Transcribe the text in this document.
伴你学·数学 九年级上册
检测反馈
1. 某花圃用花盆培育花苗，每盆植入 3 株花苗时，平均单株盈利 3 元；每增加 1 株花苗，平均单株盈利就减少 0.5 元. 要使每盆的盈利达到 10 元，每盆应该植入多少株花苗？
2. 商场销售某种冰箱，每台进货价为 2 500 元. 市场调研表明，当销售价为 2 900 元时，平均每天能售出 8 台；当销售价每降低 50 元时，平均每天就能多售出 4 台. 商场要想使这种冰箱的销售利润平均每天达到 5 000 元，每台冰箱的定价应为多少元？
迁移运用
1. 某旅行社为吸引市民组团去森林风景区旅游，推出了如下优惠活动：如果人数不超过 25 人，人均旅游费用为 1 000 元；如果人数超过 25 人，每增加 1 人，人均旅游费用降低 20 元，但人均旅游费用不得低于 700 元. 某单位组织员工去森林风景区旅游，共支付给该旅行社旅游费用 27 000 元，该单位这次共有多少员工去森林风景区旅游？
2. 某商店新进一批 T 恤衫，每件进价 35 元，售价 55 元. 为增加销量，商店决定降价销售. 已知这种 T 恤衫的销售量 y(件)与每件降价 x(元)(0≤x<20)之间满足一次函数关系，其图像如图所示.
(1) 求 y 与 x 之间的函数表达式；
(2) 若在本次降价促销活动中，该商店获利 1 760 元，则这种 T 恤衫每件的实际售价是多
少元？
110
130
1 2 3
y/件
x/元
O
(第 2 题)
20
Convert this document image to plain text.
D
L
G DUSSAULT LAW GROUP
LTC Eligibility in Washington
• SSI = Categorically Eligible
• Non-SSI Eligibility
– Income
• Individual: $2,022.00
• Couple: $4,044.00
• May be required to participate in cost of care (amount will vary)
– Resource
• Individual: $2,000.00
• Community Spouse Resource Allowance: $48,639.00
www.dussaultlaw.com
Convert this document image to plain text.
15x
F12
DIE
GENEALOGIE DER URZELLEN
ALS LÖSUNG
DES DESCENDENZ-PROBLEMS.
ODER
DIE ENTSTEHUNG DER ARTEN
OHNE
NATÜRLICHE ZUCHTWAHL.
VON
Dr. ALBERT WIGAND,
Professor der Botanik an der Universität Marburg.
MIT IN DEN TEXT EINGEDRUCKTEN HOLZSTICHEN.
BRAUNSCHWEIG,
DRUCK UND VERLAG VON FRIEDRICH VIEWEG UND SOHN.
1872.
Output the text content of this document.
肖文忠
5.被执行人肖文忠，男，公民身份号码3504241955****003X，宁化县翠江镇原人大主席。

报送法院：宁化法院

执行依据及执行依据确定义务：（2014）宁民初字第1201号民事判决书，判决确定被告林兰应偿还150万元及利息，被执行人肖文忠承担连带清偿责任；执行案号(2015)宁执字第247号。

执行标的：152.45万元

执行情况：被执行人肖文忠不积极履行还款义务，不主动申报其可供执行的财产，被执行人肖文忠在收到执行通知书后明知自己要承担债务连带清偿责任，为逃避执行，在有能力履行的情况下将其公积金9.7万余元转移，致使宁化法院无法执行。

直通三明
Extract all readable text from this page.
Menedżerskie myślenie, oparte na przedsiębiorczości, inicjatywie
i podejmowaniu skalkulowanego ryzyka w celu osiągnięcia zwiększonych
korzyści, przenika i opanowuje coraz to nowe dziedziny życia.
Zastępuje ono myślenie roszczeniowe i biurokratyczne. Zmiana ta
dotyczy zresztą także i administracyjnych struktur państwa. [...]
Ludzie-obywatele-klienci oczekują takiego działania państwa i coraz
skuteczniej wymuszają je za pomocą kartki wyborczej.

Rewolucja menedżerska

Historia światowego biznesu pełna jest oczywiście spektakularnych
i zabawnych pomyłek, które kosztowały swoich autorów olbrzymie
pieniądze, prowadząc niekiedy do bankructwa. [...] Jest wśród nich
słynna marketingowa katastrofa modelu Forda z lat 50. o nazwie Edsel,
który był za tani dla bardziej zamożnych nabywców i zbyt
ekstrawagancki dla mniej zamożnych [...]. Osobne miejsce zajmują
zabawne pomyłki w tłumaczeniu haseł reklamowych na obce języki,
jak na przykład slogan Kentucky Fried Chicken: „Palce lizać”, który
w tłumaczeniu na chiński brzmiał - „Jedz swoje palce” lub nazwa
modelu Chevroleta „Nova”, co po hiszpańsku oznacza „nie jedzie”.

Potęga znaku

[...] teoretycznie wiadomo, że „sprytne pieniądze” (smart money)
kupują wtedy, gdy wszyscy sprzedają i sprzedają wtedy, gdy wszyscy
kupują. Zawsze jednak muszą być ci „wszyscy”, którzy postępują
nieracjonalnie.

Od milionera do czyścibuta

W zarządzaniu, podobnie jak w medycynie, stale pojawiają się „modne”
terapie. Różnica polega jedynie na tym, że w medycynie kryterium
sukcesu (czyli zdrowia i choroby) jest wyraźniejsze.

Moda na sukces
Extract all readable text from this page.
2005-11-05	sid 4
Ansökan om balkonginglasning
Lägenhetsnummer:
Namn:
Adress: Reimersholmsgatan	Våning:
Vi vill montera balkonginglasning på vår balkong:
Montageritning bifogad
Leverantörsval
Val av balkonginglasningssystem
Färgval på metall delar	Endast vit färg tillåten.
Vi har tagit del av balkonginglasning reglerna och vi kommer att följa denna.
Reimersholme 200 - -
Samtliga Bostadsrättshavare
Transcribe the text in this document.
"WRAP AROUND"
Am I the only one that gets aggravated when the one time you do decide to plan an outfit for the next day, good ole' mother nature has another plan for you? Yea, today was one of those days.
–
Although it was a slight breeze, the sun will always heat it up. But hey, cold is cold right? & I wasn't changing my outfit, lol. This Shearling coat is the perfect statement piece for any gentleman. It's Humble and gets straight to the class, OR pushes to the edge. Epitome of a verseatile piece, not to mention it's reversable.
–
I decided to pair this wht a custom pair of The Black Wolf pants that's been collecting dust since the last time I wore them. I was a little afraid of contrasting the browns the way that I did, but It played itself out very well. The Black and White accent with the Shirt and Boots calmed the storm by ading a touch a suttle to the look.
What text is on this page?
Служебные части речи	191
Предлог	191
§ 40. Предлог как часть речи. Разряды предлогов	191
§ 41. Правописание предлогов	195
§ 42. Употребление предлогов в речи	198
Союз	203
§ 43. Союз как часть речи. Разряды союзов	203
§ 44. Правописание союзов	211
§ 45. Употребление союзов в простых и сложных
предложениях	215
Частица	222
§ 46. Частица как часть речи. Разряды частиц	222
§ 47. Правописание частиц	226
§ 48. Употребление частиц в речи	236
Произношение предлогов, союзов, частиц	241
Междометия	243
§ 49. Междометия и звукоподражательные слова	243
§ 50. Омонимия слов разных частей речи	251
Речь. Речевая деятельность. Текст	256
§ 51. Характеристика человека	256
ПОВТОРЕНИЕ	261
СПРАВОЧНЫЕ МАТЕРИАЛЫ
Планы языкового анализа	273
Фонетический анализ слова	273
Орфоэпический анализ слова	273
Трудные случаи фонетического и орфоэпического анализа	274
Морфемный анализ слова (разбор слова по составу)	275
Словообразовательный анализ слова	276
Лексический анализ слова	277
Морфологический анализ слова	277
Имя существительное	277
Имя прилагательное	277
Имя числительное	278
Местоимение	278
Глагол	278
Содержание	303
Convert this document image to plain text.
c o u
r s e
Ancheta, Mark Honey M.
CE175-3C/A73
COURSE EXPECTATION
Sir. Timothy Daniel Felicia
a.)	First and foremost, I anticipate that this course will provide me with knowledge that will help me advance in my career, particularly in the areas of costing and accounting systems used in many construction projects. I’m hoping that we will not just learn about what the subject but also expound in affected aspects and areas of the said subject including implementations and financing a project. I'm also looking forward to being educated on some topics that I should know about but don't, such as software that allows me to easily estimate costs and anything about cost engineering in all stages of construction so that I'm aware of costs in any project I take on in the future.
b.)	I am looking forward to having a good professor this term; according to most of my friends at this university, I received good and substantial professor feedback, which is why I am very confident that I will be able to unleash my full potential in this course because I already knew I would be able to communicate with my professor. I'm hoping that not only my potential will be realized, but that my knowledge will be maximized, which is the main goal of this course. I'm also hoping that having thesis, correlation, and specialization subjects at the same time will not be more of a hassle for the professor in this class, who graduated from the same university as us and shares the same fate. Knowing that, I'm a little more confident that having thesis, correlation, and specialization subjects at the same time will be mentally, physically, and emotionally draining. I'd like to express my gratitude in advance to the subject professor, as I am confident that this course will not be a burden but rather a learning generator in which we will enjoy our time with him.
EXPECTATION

.....

WHAT THIS TASK INVOLVES:
List every line from the entries above in which "który" appears.

RIGHT ANSWER:
który był za tani dla bardziej zamożnych nabywców i zbyt
jak na przykład slogan Kentucky Fried Chicken: „Palce lizać”, który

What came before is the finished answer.